TASK DETAILS.
Find each line with the word "space" and copy it.

** begin **

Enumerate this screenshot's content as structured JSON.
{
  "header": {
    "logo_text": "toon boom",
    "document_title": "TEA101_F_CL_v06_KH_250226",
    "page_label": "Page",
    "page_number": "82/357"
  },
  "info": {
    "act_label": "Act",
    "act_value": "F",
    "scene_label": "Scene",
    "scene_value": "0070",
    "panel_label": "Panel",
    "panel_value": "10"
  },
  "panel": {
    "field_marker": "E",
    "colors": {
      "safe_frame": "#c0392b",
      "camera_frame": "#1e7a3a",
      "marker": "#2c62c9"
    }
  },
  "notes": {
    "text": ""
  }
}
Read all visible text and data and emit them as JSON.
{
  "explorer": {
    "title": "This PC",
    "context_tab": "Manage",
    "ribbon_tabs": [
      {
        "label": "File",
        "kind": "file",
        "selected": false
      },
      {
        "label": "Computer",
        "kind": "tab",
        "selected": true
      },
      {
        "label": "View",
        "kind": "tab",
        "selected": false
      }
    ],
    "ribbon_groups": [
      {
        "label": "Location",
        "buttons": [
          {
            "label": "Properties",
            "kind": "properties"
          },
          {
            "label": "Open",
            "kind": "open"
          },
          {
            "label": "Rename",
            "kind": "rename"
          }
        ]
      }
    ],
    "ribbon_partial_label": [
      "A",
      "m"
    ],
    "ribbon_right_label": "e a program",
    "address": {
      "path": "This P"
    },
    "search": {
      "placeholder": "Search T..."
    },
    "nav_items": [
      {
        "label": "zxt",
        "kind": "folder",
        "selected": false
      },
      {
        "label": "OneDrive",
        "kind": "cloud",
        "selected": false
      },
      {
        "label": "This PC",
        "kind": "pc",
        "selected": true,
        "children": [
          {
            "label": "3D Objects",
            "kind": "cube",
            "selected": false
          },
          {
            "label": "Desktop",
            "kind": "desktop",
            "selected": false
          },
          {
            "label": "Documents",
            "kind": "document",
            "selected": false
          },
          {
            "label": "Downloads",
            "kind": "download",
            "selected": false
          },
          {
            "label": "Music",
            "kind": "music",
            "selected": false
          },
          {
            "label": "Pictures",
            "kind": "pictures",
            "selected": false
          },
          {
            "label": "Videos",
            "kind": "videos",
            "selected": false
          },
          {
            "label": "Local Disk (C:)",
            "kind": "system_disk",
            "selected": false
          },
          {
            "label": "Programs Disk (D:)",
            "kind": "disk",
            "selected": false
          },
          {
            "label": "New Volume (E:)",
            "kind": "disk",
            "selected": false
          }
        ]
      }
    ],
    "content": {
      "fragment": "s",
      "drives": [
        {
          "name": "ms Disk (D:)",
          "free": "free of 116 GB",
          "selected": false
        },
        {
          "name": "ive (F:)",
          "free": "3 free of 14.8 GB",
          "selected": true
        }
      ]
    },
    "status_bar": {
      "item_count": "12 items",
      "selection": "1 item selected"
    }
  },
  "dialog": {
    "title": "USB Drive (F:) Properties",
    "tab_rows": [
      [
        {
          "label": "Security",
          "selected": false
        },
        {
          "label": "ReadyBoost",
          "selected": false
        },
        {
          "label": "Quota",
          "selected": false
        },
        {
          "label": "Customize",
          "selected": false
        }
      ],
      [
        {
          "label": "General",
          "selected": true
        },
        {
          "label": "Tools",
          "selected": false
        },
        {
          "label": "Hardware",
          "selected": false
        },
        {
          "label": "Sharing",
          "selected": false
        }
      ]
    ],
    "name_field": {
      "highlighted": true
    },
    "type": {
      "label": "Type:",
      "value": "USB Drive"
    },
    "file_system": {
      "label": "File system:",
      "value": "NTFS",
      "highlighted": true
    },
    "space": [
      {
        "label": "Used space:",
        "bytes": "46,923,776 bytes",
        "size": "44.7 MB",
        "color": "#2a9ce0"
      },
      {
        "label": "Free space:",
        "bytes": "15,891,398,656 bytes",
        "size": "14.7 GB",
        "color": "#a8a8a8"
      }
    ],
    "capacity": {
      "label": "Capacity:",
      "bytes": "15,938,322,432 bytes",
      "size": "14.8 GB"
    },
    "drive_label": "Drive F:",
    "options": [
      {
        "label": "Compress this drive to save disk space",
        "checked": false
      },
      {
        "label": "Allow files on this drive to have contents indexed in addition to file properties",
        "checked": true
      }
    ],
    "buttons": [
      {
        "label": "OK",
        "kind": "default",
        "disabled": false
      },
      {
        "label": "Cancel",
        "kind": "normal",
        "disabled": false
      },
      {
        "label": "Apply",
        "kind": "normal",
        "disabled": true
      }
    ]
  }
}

** end **

THE RESULT.
    "space": [
        "label": "Used space:",
        "label": "Free space:",
        "label": "Compress this drive to save disk space",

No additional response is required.